== Task to complete ==
Copy all entries without alteration and skip the pictures they hold.

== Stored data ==
◇ ◇ ◇ ◇ ◇ ◇ ◇
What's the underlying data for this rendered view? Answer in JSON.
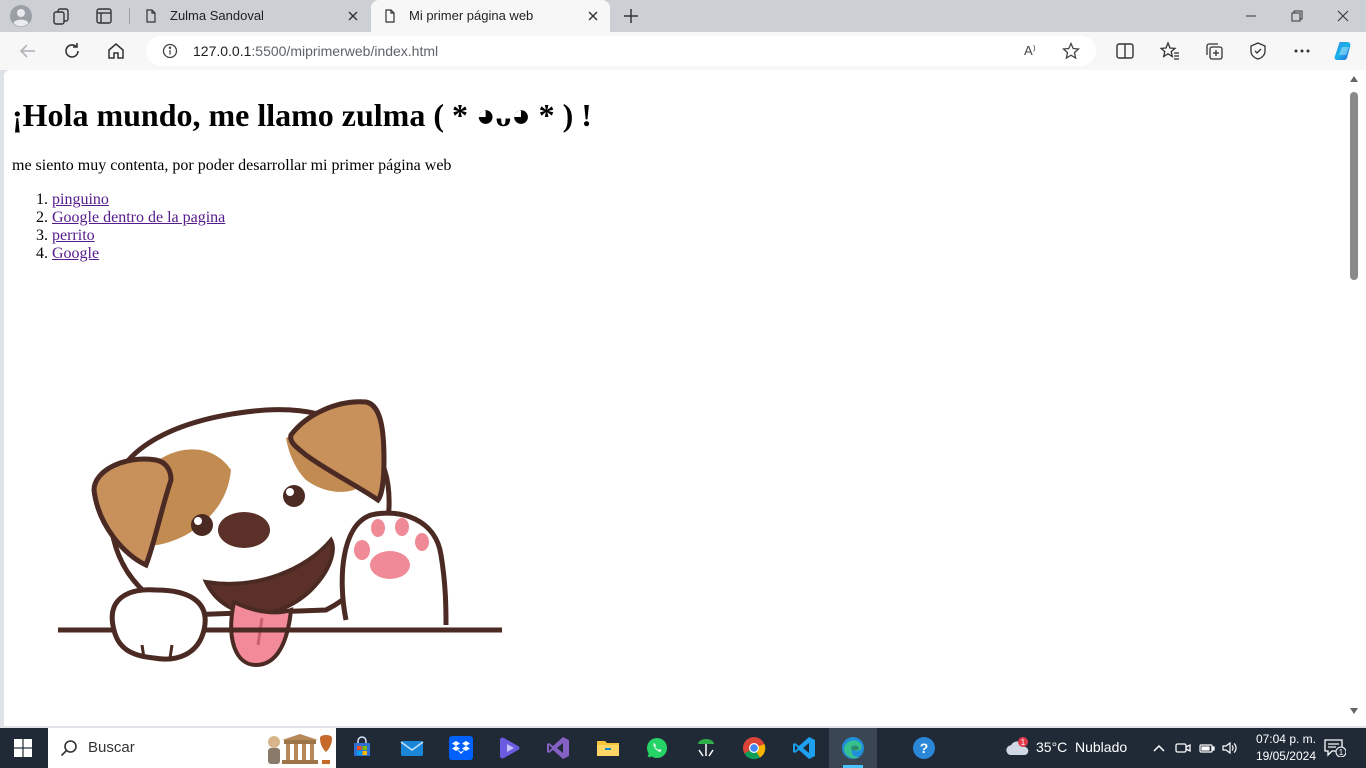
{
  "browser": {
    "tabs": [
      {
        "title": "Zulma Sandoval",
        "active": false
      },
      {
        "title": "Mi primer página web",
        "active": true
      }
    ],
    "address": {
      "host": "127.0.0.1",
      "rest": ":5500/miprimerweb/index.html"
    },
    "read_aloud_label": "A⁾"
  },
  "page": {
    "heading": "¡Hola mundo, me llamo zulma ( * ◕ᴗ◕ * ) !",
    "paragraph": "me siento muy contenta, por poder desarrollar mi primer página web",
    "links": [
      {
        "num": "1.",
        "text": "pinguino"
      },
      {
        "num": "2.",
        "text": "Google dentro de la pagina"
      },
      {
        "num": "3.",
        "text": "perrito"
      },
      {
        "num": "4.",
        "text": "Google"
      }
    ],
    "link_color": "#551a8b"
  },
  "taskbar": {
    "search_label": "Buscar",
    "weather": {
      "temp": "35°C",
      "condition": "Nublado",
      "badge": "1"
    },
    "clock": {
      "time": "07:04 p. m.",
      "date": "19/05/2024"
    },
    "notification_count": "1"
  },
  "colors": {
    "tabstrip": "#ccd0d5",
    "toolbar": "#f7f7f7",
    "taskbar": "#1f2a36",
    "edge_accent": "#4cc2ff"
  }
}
◇ ◇ ◇ ◇ ◇ ◇ ◇
== Task output ==
What's the underlying data for this rendered view? Answer in JSON.
{
  "browser": {
    "tabs": [
      {
        "title": "Zulma Sandoval",
        "active": false
      },
      {
        "title": "Mi primer página web",
        "active": true
      }
    ],
    "address": {
      "host": "127.0.0.1",
      "rest": ":5500/miprimerweb/index.html"
    },
    "read_aloud_label": "A⁾"
  },
  "page": {
    "heading": "¡Hola mundo, me llamo zulma ( * ◕ᴗ◕ * ) !",
    "paragraph": "me siento muy contenta, por poder desarrollar mi primer página web",
    "links": [
      {
        "num": "1.",
        "text": "pinguino"
      },
      {
        "num": "2.",
        "text": "Google dentro de la pagina"
      },
      {
        "num": "3.",
        "text": "perrito"
      },
      {
        "num": "4.",
        "text": "Google"
      }
    ],
    "link_color": "#551a8b"
  },
  "taskbar": {
    "search_label": "Buscar",
    "weather": {
      "temp": "35°C",
      "condition": "Nublado",
      "badge": "1"
    },
    "clock": {
      "time": "07:04 p. m.",
      "date": "19/05/2024"
    },
    "notification_count": "1"
  },
  "colors": {
    "tabstrip": "#ccd0d5",
    "toolbar": "#f7f7f7",
    "taskbar": "#1f2a36",
    "edge_accent": "#4cc2ff"
  }
}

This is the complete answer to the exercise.